*Given text*:
BEGIN

- Born: April 19, 1939 Oliveira do Bairro, Portugal
- Other names: Maria Helena Martins dos Santos Pato Noales Rodrigues
- Occupation: Mathematics teacher
- Known for: Writer; Opponent of authoritarian Estado Novo Government; Political prisoner
- Notable work: A noite mais longa de todas as noites, 1926-1974 (The Longest Night of all)

= Helena Pato =

Portuguese communist and political prisoner

Helena Pato (born 19 April 1939) was a mathematics teacher, a communist opponent of Portugal's Estado Novo regime and a union leader. She was one of the founders of the Women's Democratic Movement in opposition to the Estado Novo and was held as a political prisoner for 6 months. She has authored three books on her experiences at that time and has also written books on education.

==Early life==
Maria Helena Martins dos Santos Pato Noales Rodrigues was born in 1939 in Mamarrosa, in the municipality of Oliveira do Bairro in the Aveiro District of Portugal, the daughter of a primary school teacher and an agronomist. She grew up in the Portuguese capital of Lisbon with her parents and twin brothers. At school she recalls being taught and influenced by Maria de Lourdes Pintasilgo, a future Portuguese prime minister. In 1956, she joined the Faculty of Sciences at the University of Lisbon. With left-wing views obtained from her father, and having experienced poverty at first hand while working with the Society of Saint Vincent de Paul on Sundays, her political activity began at the university when she joined the youth wing of the Movement of Democratic Unity (MUD), a quasi-legal platform of democratic organizations that opposed the Estado Novo. She was also the president of the Students' Association of the Faculty of Sciences in 1960. While at university, she was friendly with Paulo Jorge, a future foreign minister of Angola, with whom she discussed anti-colonialism and played table tennis.

END

*Activities*:
A. Answer these questions about the Helena Pato biography:
(i) What subject did she teach?
(ii) In what year did she join the Faculty of Sciences at the University of Lisbon?
(iii) What group did she lead as president in 1960?
B. In the Helena Pato biography, rewrite the part starting with "Portuguese communist and" and going on through "books on education.", substituting "prisoner of conscience" for "political prisoner".
C. Proceed with the Helena Pato biography from the point where it stops.

*Input data*:
BEGIN

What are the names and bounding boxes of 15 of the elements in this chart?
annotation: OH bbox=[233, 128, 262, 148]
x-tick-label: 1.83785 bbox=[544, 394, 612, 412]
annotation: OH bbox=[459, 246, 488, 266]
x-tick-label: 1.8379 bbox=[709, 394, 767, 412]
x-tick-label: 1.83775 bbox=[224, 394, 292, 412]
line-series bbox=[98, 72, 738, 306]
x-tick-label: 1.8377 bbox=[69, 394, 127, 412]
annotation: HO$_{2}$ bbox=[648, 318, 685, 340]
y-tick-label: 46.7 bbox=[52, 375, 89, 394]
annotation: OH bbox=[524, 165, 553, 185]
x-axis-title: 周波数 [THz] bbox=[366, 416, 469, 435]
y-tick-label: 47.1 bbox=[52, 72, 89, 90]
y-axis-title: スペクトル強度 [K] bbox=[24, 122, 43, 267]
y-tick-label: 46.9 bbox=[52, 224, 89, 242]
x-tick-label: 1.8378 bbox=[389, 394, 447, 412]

END

*Exercise results*:
A.
(i) Mathematics
(ii) 1956
(iii) The Students' Association of the Faculty of Sciences

B.
Portuguese communist and prisoner of conscience

Helena Pato (born 19 April 1939) was a mathematics teacher, a communist opponent of Portugal's Estado Novo regime and a union leader. She was one of the founders of the Women's Democratic Movement in opposition to the Estado Novo and was held as a prisoner of conscience for 6 months. She has authored three books on her experiences at that time and has also written books on education.

C.
In May 1962 she was briefly arrested following a large student protest. In the same year she followed into exile in Paris her husband, Alfredo Nolaes, a journalist and student leader, who she had married in 1960. Nolaes, who would die of lymphoma in 1965, had been previously arrested in 1958 by the PIDE, the International and State Defence Police, (Polícia Internacional e de Defesa do Estado), which was an agency nominally in charge of immigration and emigration control and internal and external State security, but which over time came to be known for its secret police activities. The PIDE permitted him to return to Portugal only when the doctors who treated him declared in writing that he was only a month from death. In Paris, they had met with other communist exiles, such as Maria Lamas, António José Saraiva and Stella Piteira Santos.

==Arrest==
Pato had joined the Portuguese Communist Party in 1962, having waited some time to be accepted as a member, because of the need to prove her loyalty to the party. Returning to Portugal after her husband's death, she was part of the early efforts to establish the National Commission for Relief for Political Prisoners (Comissão Nacional de Socorro aos Presos Políticos - CNSPP), together with Maria Eugénia Varela Gomes, Aida Paula and others. They collected money for the prisoners and organised petitions for their release. She, herself, was arrested in June 1967 by the PIDE which had intercepted a phone call from another communist party member asking for her help to dispose of a suitcase full of explosives. She had already been under investigation for her involvement in the creation of the Movimento Democrático de Mulheres (Women's Democratic Movement). Pato was held in isolation at Caxias prison near Lisbon and was subjected to sleep torture. She was released in November of the same year. Eight days after being released, the River Tagus flooded north of Lisbon, killing 700 people. Pato joined the rescue mission.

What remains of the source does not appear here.